[Start RECORDS TO USE]
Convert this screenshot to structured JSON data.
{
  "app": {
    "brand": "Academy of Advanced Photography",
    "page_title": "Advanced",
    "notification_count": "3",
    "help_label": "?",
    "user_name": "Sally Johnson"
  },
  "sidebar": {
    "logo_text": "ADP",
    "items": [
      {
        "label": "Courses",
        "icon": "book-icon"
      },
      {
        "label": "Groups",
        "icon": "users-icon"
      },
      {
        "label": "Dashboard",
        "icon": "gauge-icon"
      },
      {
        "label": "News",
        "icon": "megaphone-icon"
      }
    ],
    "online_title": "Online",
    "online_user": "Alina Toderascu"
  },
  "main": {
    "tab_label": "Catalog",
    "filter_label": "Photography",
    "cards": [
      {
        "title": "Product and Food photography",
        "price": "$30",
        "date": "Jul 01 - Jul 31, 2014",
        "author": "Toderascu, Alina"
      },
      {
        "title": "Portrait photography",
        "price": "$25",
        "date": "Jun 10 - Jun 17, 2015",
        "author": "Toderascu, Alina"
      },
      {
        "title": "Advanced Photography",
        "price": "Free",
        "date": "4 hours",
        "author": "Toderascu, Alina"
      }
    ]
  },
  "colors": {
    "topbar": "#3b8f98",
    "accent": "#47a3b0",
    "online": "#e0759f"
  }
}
[End RECORDS TO USE]
Here, the records must be output exactly and in full.

WRITTEN SOLUTION -
Convert this screenshot to structured JSON data.
{
  "app": {
    "brand": "Academy of Advanced Photography",
    "page_title": "Advanced",
    "notification_count": "3",
    "help_label": "?",
    "user_name": "Sally Johnson"
  },
  "sidebar": {
    "logo_text": "ADP",
    "items": [
      {
        "label": "Courses",
        "icon": "book-icon"
      },
      {
        "label": "Groups",
        "icon": "users-icon"
      },
      {
        "label": "Dashboard",
        "icon": "gauge-icon"
      },
      {
        "label": "News",
        "icon": "megaphone-icon"
      }
    ],
    "online_title": "Online",
    "online_user": "Alina Toderascu"
  },
  "main": {
    "tab_label": "Catalog",
    "filter_label": "Photography",
    "cards": [
      {
        "title": "Product and Food photography",
        "price": "$30",
        "date": "Jul 01 - Jul 31, 2014",
        "author": "Toderascu, Alina"
      },
      {
        "title": "Portrait photography",
        "price": "$25",
        "date": "Jun 10 - Jun 17, 2015",
        "author": "Toderascu, Alina"
      },
      {
        "title": "Advanced Photography",
        "price": "Free",
        "date": "4 hours",
        "author": "Toderascu, Alina"
      }
    ]
  },
  "colors": {
    "topbar": "#3b8f98",
    "accent": "#47a3b0",
    "online": "#e0759f"
  }
}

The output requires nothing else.